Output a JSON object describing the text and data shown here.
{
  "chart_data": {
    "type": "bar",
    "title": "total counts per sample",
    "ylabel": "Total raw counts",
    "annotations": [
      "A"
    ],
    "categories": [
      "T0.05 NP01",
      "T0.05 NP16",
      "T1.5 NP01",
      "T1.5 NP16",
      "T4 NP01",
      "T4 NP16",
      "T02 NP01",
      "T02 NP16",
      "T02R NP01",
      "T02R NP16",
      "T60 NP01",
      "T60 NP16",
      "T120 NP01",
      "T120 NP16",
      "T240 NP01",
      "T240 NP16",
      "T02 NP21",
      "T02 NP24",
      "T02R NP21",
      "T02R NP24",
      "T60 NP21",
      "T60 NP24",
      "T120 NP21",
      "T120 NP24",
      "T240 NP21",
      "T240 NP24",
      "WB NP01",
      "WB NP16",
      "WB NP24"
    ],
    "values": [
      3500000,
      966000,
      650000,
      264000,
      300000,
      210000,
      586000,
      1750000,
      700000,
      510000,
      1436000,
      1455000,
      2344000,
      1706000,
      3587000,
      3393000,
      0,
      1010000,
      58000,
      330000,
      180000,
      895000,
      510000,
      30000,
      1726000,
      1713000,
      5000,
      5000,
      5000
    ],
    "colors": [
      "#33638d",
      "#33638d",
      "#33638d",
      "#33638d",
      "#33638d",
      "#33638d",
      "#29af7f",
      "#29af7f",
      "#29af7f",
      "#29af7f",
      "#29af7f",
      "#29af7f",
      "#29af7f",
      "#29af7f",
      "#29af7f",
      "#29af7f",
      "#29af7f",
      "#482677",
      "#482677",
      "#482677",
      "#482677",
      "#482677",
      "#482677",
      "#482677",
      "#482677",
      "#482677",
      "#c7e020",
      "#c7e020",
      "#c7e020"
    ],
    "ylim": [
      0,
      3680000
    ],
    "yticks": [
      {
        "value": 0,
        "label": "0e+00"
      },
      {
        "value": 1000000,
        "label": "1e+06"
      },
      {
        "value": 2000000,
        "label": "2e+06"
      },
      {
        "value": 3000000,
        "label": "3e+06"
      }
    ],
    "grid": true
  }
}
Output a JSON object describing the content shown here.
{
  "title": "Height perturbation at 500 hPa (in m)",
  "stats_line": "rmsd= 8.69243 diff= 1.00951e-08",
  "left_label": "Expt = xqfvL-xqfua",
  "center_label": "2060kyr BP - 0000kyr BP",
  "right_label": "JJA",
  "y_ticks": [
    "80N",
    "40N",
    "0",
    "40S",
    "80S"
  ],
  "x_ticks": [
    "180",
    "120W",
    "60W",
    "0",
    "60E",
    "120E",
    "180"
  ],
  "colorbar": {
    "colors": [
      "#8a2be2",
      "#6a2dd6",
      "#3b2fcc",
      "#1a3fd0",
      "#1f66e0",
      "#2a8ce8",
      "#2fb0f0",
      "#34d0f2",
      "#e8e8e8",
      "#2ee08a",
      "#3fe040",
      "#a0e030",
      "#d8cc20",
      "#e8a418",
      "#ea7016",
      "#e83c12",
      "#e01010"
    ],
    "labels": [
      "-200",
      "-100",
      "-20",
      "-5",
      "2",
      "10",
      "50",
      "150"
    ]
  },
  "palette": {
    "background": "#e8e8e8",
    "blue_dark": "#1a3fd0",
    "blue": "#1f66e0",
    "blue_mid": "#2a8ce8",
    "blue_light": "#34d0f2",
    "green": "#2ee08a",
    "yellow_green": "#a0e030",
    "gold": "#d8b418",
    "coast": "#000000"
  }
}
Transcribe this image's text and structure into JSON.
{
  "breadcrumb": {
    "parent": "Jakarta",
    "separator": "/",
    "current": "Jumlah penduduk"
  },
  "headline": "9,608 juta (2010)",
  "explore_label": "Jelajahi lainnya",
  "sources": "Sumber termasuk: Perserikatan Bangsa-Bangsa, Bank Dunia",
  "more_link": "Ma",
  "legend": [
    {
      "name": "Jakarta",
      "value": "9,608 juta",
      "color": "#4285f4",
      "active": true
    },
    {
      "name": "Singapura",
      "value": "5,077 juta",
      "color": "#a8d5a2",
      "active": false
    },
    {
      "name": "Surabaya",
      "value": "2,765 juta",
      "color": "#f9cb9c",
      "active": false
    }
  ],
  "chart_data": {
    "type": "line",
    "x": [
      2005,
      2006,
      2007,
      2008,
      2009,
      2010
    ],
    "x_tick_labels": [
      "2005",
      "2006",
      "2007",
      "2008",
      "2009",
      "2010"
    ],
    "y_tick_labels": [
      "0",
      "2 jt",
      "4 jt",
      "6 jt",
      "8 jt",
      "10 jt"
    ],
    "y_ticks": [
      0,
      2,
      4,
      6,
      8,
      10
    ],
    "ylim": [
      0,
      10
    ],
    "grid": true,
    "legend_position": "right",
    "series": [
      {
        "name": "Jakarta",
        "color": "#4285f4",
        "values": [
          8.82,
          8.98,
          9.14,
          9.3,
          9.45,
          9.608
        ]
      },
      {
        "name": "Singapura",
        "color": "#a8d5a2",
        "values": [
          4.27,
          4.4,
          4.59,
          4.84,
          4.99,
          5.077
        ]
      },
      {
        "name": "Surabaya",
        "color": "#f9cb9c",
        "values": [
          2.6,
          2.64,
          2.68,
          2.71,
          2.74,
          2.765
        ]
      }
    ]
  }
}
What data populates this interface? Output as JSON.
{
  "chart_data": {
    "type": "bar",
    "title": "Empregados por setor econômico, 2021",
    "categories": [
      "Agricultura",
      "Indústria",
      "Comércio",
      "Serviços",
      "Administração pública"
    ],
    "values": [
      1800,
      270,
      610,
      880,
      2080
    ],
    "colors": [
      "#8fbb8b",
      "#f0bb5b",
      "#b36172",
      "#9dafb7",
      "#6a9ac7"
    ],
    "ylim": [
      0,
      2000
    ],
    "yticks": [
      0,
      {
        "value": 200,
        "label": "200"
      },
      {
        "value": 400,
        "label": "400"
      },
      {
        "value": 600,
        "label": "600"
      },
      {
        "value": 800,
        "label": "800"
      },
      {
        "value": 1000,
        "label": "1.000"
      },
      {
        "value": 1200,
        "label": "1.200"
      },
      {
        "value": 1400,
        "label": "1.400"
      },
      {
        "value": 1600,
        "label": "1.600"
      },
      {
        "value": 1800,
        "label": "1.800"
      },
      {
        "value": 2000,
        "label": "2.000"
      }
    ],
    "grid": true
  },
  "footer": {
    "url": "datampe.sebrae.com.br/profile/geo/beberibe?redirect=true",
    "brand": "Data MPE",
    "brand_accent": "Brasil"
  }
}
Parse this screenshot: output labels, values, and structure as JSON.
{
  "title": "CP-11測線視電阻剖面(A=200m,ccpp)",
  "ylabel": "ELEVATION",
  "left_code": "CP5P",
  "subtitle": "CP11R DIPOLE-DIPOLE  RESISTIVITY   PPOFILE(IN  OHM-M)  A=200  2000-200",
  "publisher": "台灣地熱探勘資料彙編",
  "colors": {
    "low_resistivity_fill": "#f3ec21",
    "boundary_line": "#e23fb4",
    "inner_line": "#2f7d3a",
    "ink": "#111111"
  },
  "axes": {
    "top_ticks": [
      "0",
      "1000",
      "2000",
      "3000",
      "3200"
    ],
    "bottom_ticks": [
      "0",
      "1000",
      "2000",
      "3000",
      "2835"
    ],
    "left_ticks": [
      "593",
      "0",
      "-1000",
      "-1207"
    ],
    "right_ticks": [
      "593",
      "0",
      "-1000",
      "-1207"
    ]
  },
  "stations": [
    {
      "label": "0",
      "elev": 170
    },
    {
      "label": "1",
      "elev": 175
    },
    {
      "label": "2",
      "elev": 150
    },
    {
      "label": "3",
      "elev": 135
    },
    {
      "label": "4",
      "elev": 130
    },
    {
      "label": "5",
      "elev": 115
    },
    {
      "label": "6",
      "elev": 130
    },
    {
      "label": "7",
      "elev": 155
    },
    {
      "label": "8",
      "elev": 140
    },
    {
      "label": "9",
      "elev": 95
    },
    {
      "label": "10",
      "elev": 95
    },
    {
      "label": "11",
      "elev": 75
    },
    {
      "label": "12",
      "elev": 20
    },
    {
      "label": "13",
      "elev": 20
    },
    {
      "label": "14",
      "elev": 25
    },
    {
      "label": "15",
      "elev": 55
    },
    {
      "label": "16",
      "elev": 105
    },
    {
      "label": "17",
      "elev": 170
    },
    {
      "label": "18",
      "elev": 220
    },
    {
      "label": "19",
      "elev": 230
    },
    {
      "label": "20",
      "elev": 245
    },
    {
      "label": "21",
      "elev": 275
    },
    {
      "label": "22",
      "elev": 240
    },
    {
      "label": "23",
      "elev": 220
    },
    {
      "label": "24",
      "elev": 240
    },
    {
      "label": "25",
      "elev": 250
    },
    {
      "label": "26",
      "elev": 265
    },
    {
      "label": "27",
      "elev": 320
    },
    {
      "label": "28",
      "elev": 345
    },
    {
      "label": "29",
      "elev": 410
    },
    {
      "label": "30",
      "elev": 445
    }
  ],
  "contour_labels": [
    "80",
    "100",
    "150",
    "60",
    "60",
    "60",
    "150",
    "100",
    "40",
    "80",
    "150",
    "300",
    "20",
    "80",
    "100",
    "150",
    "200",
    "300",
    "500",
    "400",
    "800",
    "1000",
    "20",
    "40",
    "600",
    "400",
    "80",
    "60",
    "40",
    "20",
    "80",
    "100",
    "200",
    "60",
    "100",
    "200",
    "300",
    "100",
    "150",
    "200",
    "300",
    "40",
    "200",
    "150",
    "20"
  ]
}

◆ ◆ ◆ ◆ ◆ ◆ ◆

§ EXERCISE TASK:
Track down every line with the word "structure" and copy it.

§ EXPECTED ANSWER:
Transcribe this image's text and structure into JSON.
Parse this screenshot: output labels, values, and structure as JSON.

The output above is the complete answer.